I rise to speak in support of the Migration Amendment (Charging for a Migration Outcome) Bill 2015, which deals with the very vexed area of temporary work being conducted in this country by non-citizens who are in Australia on visas which provide for temporary work rights.
This issue perhaps has come most into light in recent weeks and months with the case of 7-Eleven, which was something investigated by Fairfax and Four Corners, which found, across the 7-Eleven chain in Australia, a systemic underpayment of its workers across something like 620 stores. The investigation found that there were thousands of international students—people who were here on that visa, with a work right associated with that visa—who were being exploited in the course of their work. It led to the resignation of the chairman of 7-Eleven in Australia, Russell Withers.
There have also been reports undertaken by Four Corners this year, in respect of persons on 417 visas in the food picking and packing sector, in respect of some of Australia's largest companies. There have been reports of people being routinely harassed and assaulted at work. It was also alleged that women were being targeted sexually, with women being propositioned for sex and asked to perform sexual favours in exchange for visas. All these reports and allegations are deeply concerning. It is why Labor was keen to establish, in the other place, an inquiry into the nature of temporary work in Australia and ways in which we can deal with that.
Visas which provide for work rights obviously have an important role to play. Section 457 visas, which are the subject of this bill and this amendment, clearly have a role to play within our economy where there are skills gaps in the labour market and where it is essential that, in order to give rise to more Australian jobs, we bring in expertise from beyond our shores to fill those skills gaps and allow enterprises to continue. That though, is the point of a 457 visa. Student visas have their purpose as well. Student visas facilitate what is a really important educational export industry in this country, and, obviously, if a student is coming from overseas to study in Australia it is important that they be given the opportunity to work, to sustain themselves, while they are studying, just as any citizen would do if they were studying. Hence student visas provide for those work rights. But it is important that the study comes first and that what those visas are about is facilitating people's study in this country. Working holiday visas also have a role to play. Indeed, I went to Britain on the British version of a working holiday visa between the time I left school and when I went to university. That was a fantastic opportunity for me to experience life in the UK and to work there as part of that. That is an experience that we offer to thousands of people coming to Australia, and in the process that assists our tourist industry.

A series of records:
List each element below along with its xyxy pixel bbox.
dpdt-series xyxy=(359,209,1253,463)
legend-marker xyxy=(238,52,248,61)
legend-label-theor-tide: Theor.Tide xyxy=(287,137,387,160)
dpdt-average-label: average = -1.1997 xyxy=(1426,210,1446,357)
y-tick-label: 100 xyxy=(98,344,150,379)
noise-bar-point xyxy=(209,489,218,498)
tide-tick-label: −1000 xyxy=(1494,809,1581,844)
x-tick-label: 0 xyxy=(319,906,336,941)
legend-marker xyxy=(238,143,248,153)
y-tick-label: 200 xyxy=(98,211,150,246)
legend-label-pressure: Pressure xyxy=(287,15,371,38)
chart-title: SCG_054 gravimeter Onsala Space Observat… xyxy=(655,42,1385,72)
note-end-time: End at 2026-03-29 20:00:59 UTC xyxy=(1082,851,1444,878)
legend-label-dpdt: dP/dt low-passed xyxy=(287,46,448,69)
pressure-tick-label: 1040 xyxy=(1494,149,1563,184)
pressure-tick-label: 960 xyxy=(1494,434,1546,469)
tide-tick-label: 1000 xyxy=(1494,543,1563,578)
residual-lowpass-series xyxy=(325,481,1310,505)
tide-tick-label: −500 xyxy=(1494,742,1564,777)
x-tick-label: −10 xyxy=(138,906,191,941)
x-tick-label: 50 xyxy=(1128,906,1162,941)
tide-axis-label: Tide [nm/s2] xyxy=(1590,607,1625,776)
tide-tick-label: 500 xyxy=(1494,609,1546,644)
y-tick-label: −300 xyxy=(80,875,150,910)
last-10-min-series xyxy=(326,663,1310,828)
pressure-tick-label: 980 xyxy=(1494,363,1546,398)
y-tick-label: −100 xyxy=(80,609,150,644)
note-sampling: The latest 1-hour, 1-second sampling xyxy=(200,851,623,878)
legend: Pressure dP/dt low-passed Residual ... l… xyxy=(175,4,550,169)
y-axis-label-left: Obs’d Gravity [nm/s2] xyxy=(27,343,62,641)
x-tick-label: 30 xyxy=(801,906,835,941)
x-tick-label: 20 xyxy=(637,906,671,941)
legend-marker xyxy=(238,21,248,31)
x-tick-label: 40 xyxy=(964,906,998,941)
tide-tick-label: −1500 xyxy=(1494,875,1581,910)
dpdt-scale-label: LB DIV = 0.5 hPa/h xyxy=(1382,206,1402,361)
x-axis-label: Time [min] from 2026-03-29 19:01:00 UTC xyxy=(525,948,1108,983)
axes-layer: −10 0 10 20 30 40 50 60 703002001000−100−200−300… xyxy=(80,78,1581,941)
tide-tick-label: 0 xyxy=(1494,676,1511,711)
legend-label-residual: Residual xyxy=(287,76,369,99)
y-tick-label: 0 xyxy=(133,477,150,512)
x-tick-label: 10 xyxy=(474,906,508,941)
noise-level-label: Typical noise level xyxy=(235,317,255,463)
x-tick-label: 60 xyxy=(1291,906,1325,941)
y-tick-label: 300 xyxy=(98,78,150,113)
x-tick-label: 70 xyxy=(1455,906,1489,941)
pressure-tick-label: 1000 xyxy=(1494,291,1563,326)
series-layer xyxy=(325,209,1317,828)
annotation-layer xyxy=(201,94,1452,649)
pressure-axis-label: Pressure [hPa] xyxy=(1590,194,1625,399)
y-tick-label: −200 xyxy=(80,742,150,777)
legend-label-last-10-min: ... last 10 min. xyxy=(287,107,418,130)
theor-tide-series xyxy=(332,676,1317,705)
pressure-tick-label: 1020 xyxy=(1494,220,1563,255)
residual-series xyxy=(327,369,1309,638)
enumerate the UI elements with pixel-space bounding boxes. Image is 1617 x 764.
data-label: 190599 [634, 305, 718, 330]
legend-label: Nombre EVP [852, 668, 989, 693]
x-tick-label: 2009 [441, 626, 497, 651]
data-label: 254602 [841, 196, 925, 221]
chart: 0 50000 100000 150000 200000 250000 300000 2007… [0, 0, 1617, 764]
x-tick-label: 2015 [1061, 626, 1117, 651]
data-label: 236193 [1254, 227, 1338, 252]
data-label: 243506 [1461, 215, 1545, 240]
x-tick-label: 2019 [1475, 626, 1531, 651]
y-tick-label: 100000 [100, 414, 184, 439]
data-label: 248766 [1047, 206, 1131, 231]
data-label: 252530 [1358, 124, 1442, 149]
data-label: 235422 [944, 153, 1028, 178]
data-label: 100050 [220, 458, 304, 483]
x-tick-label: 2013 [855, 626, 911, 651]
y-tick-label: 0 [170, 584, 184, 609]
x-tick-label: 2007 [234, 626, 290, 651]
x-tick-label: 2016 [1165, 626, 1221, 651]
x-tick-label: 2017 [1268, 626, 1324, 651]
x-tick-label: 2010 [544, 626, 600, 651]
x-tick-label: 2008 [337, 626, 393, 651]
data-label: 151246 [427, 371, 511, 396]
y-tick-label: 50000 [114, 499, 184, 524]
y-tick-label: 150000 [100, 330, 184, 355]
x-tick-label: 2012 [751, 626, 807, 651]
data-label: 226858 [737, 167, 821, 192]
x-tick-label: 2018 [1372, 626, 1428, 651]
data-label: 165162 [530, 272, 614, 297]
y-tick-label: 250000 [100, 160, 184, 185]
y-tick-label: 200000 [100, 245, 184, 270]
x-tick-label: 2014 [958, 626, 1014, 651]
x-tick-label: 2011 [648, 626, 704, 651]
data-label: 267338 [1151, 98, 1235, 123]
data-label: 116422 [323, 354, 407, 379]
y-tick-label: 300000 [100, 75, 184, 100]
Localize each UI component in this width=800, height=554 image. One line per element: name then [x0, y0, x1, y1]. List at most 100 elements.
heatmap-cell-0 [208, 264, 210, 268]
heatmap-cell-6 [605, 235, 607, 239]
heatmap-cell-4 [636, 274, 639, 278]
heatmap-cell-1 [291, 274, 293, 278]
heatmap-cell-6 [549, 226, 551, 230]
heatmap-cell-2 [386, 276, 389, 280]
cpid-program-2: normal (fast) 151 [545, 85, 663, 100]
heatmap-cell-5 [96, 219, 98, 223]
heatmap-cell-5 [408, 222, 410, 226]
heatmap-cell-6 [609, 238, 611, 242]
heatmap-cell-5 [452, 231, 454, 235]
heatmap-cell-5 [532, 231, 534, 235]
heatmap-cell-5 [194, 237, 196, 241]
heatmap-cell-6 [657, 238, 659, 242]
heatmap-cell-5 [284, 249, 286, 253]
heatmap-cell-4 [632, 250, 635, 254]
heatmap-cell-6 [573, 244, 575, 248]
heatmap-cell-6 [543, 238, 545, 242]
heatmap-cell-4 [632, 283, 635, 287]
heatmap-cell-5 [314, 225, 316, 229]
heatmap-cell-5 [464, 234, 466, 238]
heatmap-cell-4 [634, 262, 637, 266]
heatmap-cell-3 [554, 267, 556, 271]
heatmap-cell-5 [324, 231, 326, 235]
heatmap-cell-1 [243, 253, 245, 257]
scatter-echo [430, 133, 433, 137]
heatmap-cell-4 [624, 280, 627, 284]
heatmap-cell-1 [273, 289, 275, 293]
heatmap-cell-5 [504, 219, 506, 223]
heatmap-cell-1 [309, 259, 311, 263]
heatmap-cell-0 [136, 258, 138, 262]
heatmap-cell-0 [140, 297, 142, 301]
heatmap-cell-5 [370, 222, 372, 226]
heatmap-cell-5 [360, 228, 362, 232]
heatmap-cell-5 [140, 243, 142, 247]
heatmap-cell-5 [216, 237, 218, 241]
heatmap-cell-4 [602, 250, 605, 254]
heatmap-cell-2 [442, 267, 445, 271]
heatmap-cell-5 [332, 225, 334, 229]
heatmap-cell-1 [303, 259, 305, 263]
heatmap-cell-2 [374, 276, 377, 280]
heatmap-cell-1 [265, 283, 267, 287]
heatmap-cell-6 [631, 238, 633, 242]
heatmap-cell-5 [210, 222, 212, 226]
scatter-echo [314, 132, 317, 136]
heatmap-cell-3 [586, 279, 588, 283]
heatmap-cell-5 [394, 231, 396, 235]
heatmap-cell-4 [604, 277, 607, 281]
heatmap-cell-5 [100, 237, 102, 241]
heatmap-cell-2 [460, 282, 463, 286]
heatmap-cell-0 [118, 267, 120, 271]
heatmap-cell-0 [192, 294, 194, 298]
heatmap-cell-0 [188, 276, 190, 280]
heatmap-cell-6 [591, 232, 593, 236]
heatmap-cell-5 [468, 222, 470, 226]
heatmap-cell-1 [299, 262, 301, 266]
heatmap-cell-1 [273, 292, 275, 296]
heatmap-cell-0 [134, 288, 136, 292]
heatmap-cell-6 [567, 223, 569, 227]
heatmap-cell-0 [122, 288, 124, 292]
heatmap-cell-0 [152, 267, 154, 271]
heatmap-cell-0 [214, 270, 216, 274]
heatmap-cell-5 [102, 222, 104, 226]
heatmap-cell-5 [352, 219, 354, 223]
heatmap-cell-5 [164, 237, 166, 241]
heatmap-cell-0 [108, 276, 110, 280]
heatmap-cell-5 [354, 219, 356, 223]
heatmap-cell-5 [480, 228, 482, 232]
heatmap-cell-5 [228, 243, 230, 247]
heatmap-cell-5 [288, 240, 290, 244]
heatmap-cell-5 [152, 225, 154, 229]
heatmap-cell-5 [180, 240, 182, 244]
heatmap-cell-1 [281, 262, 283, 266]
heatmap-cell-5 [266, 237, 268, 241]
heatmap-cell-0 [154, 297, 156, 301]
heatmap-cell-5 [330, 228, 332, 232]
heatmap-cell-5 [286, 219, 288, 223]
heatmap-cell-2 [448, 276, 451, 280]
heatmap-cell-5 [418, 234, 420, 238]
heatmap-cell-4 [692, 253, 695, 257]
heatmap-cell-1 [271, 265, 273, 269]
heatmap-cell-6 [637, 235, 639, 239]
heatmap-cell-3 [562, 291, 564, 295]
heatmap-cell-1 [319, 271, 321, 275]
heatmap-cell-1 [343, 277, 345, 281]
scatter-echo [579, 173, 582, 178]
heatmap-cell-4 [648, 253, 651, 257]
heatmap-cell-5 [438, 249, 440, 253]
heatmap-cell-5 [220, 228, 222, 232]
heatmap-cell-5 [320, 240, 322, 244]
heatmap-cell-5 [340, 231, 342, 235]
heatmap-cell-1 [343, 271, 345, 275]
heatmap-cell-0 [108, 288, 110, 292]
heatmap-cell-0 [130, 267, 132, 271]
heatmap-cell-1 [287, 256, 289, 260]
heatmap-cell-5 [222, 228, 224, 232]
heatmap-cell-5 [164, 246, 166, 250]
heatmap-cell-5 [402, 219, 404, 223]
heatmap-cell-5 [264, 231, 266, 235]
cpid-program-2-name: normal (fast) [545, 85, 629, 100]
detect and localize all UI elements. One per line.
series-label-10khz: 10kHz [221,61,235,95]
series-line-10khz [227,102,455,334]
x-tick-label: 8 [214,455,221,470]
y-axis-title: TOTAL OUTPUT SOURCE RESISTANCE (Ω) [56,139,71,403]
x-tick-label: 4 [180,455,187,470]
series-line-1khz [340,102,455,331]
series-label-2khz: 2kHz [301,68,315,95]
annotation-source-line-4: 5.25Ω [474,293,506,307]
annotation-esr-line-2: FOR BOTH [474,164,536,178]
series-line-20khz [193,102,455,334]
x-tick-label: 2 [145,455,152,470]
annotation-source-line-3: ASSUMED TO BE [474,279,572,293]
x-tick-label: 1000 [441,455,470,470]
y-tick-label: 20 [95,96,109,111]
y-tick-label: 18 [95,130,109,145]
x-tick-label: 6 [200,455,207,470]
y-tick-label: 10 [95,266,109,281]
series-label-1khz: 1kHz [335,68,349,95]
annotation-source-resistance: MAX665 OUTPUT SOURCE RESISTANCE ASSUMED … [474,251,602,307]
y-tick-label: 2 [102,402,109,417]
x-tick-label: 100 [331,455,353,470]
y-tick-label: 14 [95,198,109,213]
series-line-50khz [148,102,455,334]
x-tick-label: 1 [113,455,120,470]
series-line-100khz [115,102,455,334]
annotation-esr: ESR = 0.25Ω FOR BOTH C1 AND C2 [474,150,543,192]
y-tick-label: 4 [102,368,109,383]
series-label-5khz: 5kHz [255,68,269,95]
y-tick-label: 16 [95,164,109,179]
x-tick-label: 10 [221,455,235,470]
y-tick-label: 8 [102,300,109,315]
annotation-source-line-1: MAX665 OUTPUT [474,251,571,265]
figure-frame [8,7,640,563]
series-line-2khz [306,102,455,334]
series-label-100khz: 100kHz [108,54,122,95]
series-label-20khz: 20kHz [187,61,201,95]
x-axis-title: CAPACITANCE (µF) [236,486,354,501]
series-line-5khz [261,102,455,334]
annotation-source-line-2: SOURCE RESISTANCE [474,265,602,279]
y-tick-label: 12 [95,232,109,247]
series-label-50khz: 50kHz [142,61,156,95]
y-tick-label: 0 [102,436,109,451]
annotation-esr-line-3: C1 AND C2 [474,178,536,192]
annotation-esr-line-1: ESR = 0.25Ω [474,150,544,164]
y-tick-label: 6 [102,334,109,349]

WHAT THIS TASK INVOLVES: Reproduce word for word the passage of the visa speech from "There have also" up to and including "deal with that.". The material has nothing to do with the visa speech.

ANSWER TO THIS TASK:
There have also been reports undertaken by Four Corners this year, in respect of persons on 417 visas in the food picking and packing sector, in respect of some of Australia's largest companies. There have been reports of people being routinely harassed and assaulted at work. It was also alleged that women were being targeted sexually, with women being propositioned for sex and asked to perform sexual favours in exchange for visas. All these reports and allegations are deeply concerning. It is why Labor was keen to establish, in the other place, an inquiry into the nature of temporary work in Australia and ways in which we can deal with that.